Below is some material; transcribe all of it exactly.
************
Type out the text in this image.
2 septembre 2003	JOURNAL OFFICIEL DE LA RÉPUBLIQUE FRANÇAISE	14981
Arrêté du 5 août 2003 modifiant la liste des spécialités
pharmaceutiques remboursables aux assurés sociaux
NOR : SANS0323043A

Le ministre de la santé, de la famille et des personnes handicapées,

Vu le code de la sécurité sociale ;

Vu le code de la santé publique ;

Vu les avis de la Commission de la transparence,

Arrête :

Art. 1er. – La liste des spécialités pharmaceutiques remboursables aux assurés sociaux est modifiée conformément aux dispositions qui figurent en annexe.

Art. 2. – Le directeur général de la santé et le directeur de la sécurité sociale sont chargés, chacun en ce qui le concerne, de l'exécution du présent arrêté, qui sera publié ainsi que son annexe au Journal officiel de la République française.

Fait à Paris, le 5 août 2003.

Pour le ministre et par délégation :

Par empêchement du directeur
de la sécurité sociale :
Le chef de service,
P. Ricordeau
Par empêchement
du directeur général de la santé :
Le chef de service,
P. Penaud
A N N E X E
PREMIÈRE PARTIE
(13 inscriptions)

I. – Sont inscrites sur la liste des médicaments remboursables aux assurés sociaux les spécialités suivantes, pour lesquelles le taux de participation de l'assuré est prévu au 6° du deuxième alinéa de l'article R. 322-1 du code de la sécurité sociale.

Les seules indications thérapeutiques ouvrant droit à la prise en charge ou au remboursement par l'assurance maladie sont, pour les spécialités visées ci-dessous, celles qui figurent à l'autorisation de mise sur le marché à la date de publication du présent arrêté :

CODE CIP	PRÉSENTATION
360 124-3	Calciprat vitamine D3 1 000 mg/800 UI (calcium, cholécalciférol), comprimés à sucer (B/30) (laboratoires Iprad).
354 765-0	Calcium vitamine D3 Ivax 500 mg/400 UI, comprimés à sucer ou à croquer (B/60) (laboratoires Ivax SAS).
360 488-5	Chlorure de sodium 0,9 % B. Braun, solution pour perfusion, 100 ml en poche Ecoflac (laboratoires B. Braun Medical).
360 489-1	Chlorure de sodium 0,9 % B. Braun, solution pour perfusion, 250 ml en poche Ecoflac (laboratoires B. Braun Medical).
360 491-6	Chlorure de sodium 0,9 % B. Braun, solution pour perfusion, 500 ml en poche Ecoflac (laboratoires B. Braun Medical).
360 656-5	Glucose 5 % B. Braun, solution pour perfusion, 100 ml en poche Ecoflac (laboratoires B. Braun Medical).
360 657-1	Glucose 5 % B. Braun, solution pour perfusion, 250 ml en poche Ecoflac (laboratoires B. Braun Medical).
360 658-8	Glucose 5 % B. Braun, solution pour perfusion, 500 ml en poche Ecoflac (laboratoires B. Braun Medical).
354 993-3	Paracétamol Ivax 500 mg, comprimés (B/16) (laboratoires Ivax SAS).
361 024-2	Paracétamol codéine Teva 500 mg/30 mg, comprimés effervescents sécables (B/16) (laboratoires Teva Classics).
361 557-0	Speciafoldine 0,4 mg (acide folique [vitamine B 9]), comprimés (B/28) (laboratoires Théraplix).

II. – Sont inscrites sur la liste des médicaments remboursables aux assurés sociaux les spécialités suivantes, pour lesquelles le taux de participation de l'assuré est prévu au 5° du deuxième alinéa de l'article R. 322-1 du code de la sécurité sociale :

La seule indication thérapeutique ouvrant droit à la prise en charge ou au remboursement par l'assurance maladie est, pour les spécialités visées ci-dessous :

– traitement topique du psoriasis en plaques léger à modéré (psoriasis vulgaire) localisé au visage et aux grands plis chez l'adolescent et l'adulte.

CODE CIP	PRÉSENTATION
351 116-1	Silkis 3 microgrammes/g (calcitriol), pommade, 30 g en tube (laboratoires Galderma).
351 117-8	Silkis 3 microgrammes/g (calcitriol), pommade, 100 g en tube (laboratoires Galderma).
************
Response to this exercise:
Type out the text in this image.
2 septembre 2003	JOURNAL OFFICIEL DE LA RÉPUBLIQUE FRANÇAISE	14981
Arrêté du 5 août 2003 modifiant la liste des spécialités
pharmaceutiques remboursables aux assurés sociaux
NOR : SANS0323043A

Le ministre de la santé, de la famille et des personnes handicapées,

Vu le code de la sécurité sociale ;

Vu le code de la santé publique ;

Vu les avis de la Commission de la transparence,

Arrête :

Art. 1er. – La liste des spécialités pharmaceutiques remboursables aux assurés sociaux est modifiée conformément aux dispositions qui figurent en annexe.

Art. 2. – Le directeur général de la santé et le directeur de la sécurité sociale sont chargés, chacun en ce qui le concerne, de l'exécution du présent arrêté, qui sera publié ainsi que son annexe au Journal officiel de la République française.

Fait à Paris, le 5 août 2003.

Pour le ministre et par délégation :

Par empêchement du directeur
de la sécurité sociale :
Le chef de service,
P. Ricordeau
Par empêchement
du directeur général de la santé :
Le chef de service,
P. Penaud
A N N E X E
PREMIÈRE PARTIE
(13 inscriptions)

I. – Sont inscrites sur la liste des médicaments remboursables aux assurés sociaux les spécialités suivantes, pour lesquelles le taux de participation de l'assuré est prévu au 6° du deuxième alinéa de l'article R. 322-1 du code de la sécurité sociale.

Les seules indications thérapeutiques ouvrant droit à la prise en charge ou au remboursement par l'assurance maladie sont, pour les spécialités visées ci-dessous, celles qui figurent à l'autorisation de mise sur le marché à la date de publication du présent arrêté :

CODE CIP	PRÉSENTATION
360 124-3	Calciprat vitamine D3 1 000 mg/800 UI (calcium, cholécalciférol), comprimés à sucer (B/30) (laboratoires Iprad).
354 765-0	Calcium vitamine D3 Ivax 500 mg/400 UI, comprimés à sucer ou à croquer (B/60) (laboratoires Ivax SAS).
360 488-5	Chlorure de sodium 0,9 % B. Braun, solution pour perfusion, 100 ml en poche Ecoflac (laboratoires B. Braun Medical).
360 489-1	Chlorure de sodium 0,9 % B. Braun, solution pour perfusion, 250 ml en poche Ecoflac (laboratoires B. Braun Medical).
360 491-6	Chlorure de sodium 0,9 % B. Braun, solution pour perfusion, 500 ml en poche Ecoflac (laboratoires B. Braun Medical).
360 656-5	Glucose 5 % B. Braun, solution pour perfusion, 100 ml en poche Ecoflac (laboratoires B. Braun Medical).
360 657-1	Glucose 5 % B. Braun, solution pour perfusion, 250 ml en poche Ecoflac (laboratoires B. Braun Medical).
360 658-8	Glucose 5 % B. Braun, solution pour perfusion, 500 ml en poche Ecoflac (laboratoires B. Braun Medical).
354 993-3	Paracétamol Ivax 500 mg, comprimés (B/16) (laboratoires Ivax SAS).
361 024-2	Paracétamol codéine Teva 500 mg/30 mg, comprimés effervescents sécables (B/16) (laboratoires Teva Classics).
361 557-0	Speciafoldine 0,4 mg (acide folique [vitamine B 9]), comprimés (B/28) (laboratoires Théraplix).

II. – Sont inscrites sur la liste des médicaments remboursables aux assurés sociaux les spécialités suivantes, pour lesquelles le taux de participation de l'assuré est prévu au 5° du deuxième alinéa de l'article R. 322-1 du code de la sécurité sociale :

La seule indication thérapeutique ouvrant droit à la prise en charge ou au remboursement par l'assurance maladie est, pour les spécialités visées ci-dessous :

– traitement topique du psoriasis en plaques léger à modéré (psoriasis vulgaire) localisé au visage et aux grands plis chez l'adolescent et l'adulte.

CODE CIP	PRÉSENTATION
351 116-1	Silkis 3 microgrammes/g (calcitriol), pommade, 30 g en tube (laboratoires Galderma).
351 117-8	Silkis 3 microgrammes/g (calcitriol), pommade, 100 g en tube (laboratoires Galderma).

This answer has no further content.